- **INSTRUCTIONS FOR THE TASK**: Write the records below out again exactly as given, with no images.

- **EXCERPTED RECORDS**:
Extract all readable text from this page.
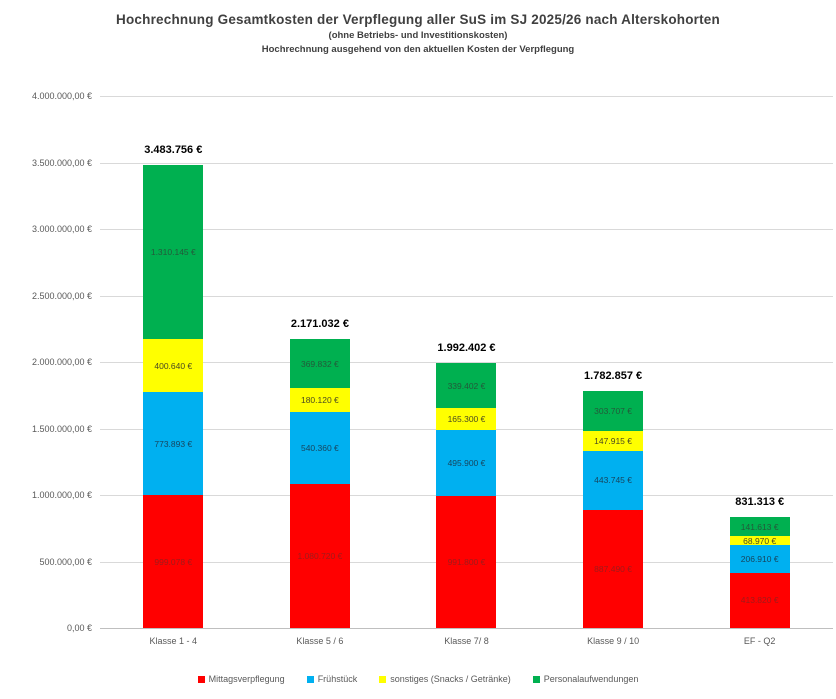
Hochrechnung Gesamtkosten der Verpflegung aller SuS im SJ 2025/26 nach Alterskohorten
(ohne Betriebs- und Investitionskosten)
Hochrechnung ausgehend von den aktuellen Kosten der Verpflegung
0,00 €
500.000,00 €
1.000.000,00 €
1.500.000,00 €
2.000.000,00 €
2.500.000,00 €
3.000.000,00 €
3.500.000,00 €
4.000.000,00 €
999.078 €
773.893 €
400.640 €
1.310.145 €
3.483.756 €
1.080.720 €
540.360 €
180.120 €
369.832 €
2.171.032 €
991.800 €
495.900 €
165.300 €
339.402 €
1.992.402 €
887.490 €
443.745 €
147.915 €
303.707 €
1.782.857 €
413.820 €
206.910 €
68.970 €
141.613 €
831.313 €
Klasse 1 - 4	Klasse 5 / 6	Klasse 7/ 8	Klasse 9 / 10	EF - Q2
Mittagsverpflegung	Frühstück	sonstiges (Snacks / Getränke)	Personalaufwendungen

- **REPLY**:
Extract all readable text from this page.
Hochrechnung Gesamtkosten der Verpflegung aller SuS im SJ 2025/26 nach Alterskohorten
(ohne Betriebs- und Investitionskosten)
Hochrechnung ausgehend von den aktuellen Kosten der Verpflegung
0,00 €
500.000,00 €
1.000.000,00 €
1.500.000,00 €
2.000.000,00 €
2.500.000,00 €
3.000.000,00 €
3.500.000,00 €
4.000.000,00 €
999.078 €
773.893 €
400.640 €
1.310.145 €
3.483.756 €
1.080.720 €
540.360 €
180.120 €
369.832 €
2.171.032 €
991.800 €
495.900 €
165.300 €
339.402 €
1.992.402 €
887.490 €
443.745 €
147.915 €
303.707 €
1.782.857 €
413.820 €
206.910 €
68.970 €
141.613 €
831.313 €
Klasse 1 - 4	Klasse 5 / 6	Klasse 7/ 8	Klasse 9 / 10	EF - Q2
Mittagsverpflegung	Frühstück	sonstiges (Snacks / Getränke)	Personalaufwendungen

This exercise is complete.